EXERCISE INPUT:
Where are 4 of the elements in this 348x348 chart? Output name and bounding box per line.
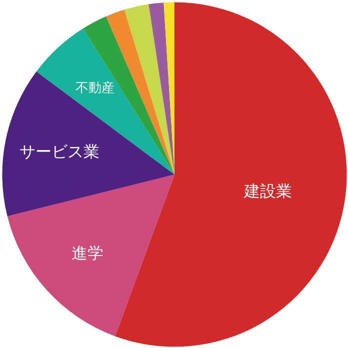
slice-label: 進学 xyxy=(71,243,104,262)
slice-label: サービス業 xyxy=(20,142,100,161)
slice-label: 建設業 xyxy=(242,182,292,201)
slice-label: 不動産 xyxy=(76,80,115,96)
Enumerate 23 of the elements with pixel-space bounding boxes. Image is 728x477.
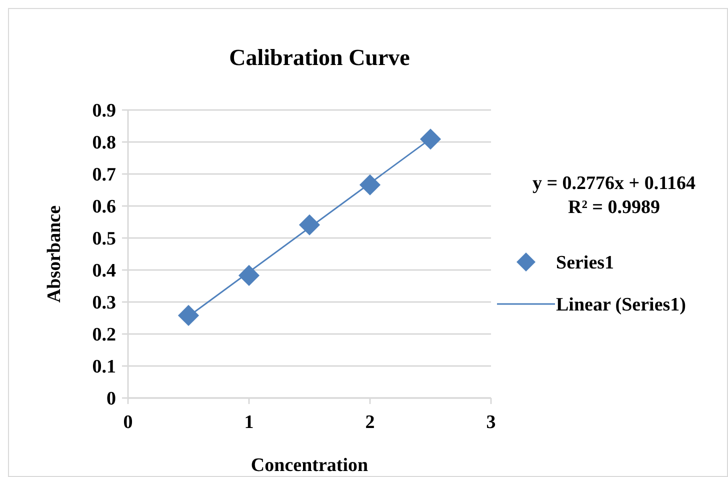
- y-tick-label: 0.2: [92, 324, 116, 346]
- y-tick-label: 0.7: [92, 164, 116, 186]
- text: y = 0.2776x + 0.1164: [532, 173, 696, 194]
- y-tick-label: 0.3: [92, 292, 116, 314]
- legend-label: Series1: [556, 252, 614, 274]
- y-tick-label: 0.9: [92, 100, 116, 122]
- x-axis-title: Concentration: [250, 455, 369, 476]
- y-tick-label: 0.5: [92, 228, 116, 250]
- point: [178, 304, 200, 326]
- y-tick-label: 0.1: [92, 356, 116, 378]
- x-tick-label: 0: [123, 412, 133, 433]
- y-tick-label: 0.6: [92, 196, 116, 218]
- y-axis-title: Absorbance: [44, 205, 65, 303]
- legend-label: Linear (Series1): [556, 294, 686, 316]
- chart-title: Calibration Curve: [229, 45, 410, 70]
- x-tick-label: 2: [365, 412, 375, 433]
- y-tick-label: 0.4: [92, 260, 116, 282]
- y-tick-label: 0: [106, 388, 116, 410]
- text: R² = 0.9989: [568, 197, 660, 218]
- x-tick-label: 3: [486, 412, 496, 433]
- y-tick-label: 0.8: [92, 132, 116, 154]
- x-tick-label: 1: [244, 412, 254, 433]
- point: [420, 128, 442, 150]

---

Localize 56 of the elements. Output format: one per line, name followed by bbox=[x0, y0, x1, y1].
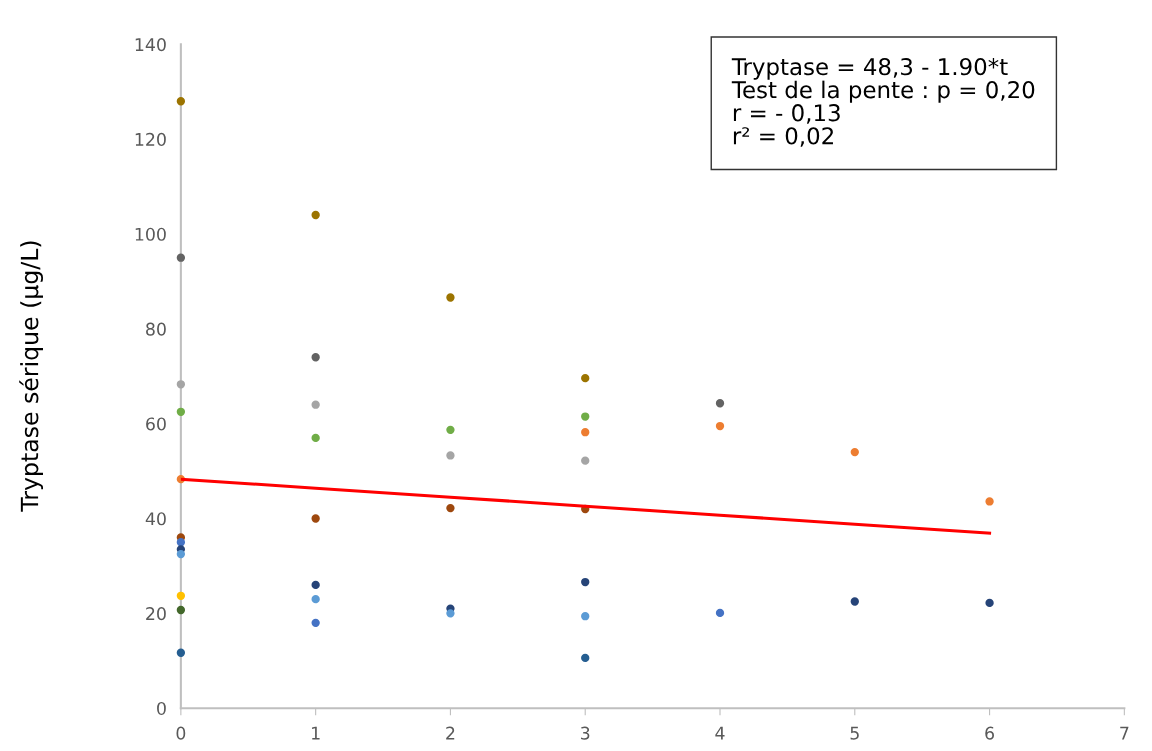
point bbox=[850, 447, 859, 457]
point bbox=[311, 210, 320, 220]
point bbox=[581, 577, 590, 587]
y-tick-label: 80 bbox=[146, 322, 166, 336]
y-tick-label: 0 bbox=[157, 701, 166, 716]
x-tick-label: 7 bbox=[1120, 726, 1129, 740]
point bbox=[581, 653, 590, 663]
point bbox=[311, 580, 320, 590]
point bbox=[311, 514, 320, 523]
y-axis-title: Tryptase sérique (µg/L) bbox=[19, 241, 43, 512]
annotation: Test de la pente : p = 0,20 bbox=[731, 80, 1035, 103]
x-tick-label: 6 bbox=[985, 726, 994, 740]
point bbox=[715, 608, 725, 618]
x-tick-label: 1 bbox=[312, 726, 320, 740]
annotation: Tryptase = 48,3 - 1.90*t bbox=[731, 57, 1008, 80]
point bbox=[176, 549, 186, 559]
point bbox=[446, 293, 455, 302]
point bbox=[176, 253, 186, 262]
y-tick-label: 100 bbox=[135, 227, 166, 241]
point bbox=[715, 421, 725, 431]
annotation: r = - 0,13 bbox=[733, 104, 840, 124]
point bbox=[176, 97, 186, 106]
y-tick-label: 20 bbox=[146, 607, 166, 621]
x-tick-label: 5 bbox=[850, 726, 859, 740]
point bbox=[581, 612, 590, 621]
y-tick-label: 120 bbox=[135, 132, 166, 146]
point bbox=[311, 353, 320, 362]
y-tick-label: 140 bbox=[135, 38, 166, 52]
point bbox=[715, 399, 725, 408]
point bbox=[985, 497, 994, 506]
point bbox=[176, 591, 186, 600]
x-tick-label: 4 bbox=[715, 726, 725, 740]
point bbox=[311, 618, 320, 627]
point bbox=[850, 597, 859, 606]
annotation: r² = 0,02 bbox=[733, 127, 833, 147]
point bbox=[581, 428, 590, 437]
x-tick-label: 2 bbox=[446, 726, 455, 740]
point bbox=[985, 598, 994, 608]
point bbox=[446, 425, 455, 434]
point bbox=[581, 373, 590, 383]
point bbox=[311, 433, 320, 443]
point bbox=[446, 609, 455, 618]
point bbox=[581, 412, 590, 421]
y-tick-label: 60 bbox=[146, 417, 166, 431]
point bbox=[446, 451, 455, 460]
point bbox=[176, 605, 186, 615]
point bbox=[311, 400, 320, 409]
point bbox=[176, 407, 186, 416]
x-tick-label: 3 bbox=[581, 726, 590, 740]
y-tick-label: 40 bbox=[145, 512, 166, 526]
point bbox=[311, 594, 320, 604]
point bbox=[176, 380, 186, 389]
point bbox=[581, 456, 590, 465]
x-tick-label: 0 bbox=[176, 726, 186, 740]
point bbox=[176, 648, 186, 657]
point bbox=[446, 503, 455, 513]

--

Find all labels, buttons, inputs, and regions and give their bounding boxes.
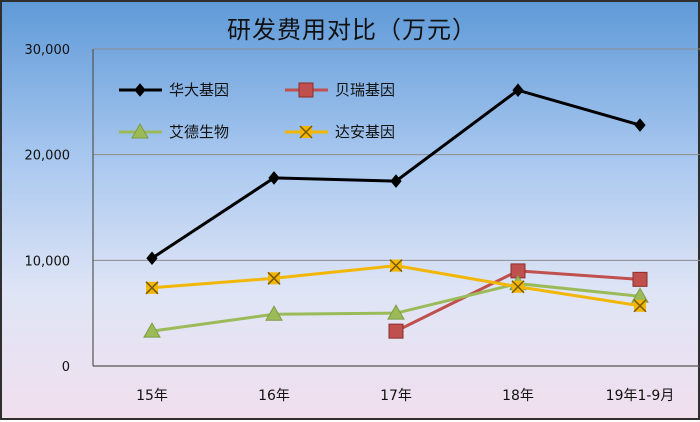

EXERCISE PROMPT: Report every line of the listing that contains the string "Tryptase", matching case exactly.

TASK ANSWER:
y-axis-title: Tryptase sérique (µg/L) bbox=[19, 241, 43, 512]
annotation: Tryptase = 48,3 - 1.90*t bbox=[731, 57, 1008, 80]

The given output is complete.